## EXERCISE DIRECTIONS
Look through the records below, and copy out every line that holds the string "this".

= = = =

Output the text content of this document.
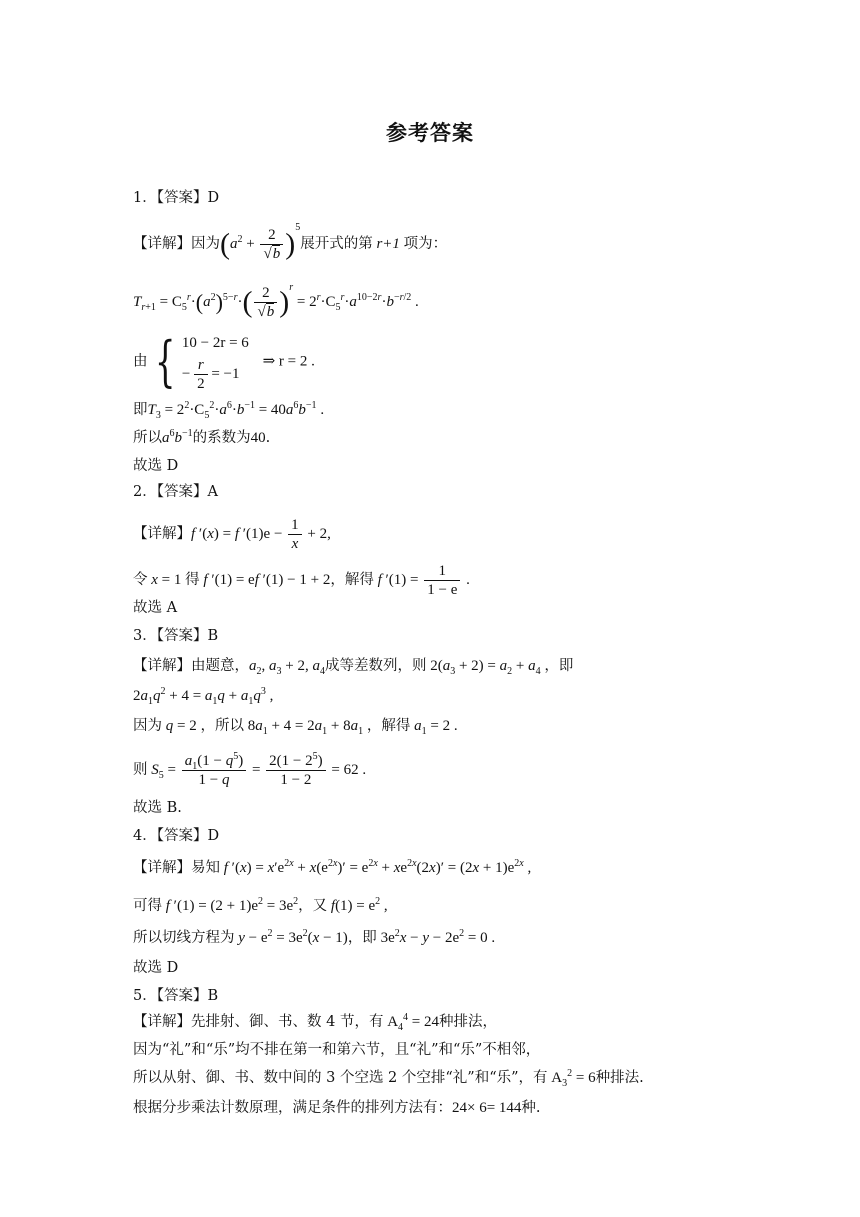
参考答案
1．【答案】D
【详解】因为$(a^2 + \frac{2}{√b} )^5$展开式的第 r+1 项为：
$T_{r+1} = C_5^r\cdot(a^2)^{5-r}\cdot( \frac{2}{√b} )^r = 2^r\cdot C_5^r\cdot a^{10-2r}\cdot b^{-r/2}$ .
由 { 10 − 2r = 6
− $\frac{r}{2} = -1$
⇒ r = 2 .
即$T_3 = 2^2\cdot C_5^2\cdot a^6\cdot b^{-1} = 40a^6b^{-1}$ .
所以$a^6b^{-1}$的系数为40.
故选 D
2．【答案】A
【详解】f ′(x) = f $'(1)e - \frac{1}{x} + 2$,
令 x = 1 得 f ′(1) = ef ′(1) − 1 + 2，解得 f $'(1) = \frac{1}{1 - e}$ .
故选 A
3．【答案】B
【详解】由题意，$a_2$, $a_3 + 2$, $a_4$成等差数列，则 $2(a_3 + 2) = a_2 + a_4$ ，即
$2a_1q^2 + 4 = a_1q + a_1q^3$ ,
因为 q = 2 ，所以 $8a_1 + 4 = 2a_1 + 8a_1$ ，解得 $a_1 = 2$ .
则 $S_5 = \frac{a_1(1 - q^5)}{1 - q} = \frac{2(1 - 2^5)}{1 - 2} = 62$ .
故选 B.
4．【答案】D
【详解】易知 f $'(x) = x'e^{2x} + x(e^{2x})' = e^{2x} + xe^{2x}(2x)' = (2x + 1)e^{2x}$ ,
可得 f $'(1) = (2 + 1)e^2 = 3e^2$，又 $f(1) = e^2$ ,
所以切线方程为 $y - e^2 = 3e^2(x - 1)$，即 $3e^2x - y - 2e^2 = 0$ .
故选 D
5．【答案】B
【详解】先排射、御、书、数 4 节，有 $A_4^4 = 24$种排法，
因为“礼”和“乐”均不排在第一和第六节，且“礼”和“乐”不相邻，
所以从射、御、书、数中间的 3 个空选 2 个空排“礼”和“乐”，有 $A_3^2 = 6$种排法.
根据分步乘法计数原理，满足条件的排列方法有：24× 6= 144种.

= = = =

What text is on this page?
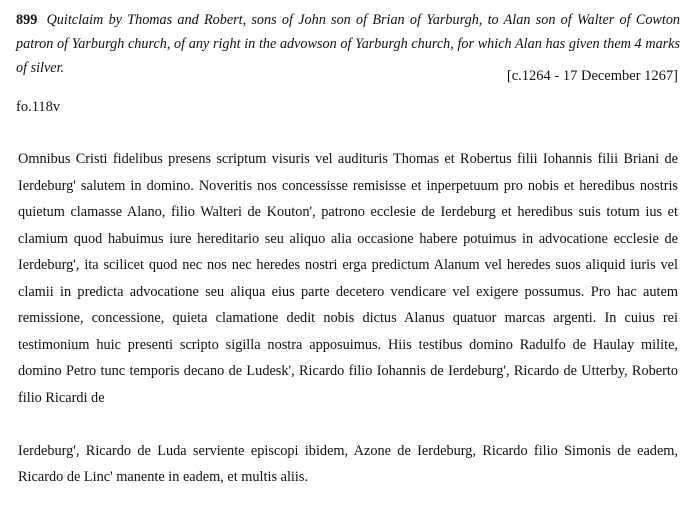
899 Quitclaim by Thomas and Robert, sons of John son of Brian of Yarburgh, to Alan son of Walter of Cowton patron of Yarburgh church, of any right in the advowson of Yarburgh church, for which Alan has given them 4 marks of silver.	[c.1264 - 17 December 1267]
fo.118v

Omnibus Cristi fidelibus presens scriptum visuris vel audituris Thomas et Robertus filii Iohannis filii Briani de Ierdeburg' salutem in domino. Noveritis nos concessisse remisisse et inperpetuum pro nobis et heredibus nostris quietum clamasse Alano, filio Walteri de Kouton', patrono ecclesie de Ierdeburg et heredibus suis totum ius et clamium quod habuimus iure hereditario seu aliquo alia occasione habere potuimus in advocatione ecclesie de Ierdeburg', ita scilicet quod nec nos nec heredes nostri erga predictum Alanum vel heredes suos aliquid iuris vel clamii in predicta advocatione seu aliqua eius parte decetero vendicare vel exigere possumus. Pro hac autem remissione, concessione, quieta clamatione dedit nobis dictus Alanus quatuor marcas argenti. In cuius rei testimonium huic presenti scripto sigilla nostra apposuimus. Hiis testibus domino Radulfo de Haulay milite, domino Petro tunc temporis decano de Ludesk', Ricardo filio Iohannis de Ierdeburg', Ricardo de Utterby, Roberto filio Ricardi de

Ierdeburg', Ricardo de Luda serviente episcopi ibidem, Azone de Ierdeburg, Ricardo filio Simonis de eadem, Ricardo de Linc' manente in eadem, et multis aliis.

= = = =

## ANSWER TO THE EXERCISE
Output the text content of this document.
What text is on this page?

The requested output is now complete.